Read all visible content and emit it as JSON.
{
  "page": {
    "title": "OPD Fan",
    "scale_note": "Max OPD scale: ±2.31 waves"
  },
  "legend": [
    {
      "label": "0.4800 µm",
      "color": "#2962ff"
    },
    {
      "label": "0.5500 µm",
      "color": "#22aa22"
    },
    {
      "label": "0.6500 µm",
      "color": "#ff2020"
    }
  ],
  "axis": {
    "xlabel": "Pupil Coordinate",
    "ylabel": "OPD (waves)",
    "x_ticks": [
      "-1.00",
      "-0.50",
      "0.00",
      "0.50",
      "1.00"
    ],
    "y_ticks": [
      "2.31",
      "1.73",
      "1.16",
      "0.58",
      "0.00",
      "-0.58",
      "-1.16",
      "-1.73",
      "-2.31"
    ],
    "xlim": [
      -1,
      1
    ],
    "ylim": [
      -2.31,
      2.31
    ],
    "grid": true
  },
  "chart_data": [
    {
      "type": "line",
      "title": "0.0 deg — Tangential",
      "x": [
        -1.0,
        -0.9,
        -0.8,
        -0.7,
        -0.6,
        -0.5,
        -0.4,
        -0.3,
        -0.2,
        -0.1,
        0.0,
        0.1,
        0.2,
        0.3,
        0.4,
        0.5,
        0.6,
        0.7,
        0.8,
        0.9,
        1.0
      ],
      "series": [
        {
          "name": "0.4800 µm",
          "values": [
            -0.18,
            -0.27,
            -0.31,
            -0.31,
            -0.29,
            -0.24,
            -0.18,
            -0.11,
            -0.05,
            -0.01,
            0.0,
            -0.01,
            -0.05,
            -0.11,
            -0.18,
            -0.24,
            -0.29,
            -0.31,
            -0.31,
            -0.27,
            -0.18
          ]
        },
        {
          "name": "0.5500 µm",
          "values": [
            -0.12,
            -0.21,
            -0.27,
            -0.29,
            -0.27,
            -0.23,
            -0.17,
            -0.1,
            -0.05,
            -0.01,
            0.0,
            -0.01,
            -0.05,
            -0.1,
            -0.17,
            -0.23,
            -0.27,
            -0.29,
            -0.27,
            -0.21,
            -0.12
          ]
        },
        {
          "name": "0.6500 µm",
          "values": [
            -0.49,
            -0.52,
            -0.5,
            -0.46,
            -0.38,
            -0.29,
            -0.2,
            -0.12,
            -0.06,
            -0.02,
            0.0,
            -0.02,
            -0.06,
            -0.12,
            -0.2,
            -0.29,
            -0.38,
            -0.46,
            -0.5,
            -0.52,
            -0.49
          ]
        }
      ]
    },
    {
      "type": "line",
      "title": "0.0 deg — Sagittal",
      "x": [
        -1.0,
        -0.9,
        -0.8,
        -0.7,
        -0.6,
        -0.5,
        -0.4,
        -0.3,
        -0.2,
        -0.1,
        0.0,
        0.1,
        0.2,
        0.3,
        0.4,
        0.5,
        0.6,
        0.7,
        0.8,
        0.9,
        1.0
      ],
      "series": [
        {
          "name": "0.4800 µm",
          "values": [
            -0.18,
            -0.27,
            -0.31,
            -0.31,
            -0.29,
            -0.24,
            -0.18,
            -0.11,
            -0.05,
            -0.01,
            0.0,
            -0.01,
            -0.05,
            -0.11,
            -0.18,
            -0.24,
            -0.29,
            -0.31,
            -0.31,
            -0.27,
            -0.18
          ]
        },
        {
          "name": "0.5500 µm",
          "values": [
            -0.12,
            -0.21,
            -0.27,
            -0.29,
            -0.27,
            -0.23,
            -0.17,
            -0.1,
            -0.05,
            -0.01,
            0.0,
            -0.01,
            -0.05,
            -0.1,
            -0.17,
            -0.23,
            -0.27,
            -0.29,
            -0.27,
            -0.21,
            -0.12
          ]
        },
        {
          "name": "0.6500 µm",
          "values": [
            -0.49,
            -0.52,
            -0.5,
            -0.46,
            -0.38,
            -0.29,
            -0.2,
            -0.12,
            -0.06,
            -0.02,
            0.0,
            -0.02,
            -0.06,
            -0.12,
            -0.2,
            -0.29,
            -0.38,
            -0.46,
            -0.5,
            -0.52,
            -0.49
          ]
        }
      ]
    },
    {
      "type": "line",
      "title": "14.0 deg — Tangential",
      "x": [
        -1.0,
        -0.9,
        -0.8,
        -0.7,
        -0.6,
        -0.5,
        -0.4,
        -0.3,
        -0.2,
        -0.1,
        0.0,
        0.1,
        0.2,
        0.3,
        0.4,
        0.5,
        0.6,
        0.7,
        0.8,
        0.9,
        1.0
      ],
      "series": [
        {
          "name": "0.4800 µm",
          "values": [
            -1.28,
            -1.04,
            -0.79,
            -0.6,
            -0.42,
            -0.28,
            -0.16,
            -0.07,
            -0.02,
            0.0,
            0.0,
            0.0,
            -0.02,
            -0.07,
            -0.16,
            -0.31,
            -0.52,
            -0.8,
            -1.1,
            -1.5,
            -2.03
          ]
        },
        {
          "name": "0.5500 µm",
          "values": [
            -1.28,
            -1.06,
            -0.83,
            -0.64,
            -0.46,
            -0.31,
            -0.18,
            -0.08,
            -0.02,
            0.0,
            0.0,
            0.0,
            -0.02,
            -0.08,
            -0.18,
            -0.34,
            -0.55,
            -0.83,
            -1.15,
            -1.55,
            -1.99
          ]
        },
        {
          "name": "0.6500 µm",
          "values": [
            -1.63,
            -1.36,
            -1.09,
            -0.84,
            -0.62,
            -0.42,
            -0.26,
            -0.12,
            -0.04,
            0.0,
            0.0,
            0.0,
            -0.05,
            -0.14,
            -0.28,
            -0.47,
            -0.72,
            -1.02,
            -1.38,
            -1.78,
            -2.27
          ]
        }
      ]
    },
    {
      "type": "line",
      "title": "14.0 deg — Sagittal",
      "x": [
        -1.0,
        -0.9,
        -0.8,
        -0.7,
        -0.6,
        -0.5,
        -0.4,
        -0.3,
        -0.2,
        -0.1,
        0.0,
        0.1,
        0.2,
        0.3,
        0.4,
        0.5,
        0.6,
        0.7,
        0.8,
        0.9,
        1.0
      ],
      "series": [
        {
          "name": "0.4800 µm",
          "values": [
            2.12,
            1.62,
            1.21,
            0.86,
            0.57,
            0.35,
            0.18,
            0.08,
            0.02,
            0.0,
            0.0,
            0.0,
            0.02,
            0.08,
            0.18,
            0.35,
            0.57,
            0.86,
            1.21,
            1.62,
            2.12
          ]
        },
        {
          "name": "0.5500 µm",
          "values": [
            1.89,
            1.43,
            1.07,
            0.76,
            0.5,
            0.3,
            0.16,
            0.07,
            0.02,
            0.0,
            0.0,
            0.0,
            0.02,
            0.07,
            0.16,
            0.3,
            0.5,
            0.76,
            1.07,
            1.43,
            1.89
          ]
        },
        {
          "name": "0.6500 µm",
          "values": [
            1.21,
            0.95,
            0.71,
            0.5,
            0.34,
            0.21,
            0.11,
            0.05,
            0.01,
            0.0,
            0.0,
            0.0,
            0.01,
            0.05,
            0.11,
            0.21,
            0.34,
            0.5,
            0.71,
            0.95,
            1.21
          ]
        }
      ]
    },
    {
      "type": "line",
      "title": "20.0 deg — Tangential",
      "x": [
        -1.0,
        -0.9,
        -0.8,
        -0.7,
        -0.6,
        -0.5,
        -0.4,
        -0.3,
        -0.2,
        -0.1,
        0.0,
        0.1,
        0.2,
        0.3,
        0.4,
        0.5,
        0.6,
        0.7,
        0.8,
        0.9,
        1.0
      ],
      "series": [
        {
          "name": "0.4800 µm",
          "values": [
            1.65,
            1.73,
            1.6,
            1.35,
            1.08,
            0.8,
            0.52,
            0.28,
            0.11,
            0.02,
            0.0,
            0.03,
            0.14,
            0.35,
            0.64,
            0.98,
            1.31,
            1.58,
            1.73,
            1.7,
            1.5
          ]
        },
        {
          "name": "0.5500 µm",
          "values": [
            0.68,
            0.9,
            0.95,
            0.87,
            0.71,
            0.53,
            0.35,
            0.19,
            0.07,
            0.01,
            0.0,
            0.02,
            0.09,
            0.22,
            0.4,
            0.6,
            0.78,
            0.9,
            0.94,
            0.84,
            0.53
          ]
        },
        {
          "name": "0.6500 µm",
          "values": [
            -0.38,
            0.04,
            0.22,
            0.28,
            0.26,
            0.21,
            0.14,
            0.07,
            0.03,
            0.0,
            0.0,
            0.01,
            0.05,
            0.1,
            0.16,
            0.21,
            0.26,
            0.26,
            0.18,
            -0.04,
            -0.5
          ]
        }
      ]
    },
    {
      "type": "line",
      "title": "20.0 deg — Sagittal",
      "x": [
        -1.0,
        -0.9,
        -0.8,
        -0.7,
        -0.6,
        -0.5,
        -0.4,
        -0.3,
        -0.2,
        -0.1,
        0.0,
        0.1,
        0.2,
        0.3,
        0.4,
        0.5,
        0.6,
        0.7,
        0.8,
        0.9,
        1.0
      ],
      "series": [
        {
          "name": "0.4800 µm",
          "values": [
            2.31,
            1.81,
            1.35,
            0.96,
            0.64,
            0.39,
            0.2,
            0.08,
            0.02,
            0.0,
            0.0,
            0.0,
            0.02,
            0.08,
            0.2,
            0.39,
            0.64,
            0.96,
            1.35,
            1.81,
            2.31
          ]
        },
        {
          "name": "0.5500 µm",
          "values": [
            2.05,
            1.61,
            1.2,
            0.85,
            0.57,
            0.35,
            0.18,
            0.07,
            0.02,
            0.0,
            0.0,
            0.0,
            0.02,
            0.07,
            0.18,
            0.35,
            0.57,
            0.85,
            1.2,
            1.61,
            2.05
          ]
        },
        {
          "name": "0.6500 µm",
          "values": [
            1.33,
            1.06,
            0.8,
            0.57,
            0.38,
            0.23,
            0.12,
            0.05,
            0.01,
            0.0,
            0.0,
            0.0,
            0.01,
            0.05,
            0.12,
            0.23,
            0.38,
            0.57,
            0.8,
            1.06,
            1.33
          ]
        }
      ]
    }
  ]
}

▸ **Instructions for the task**
What is the number of lines in these records that contain "waves"? Reply with the number only.

▸ **Complete answer**
2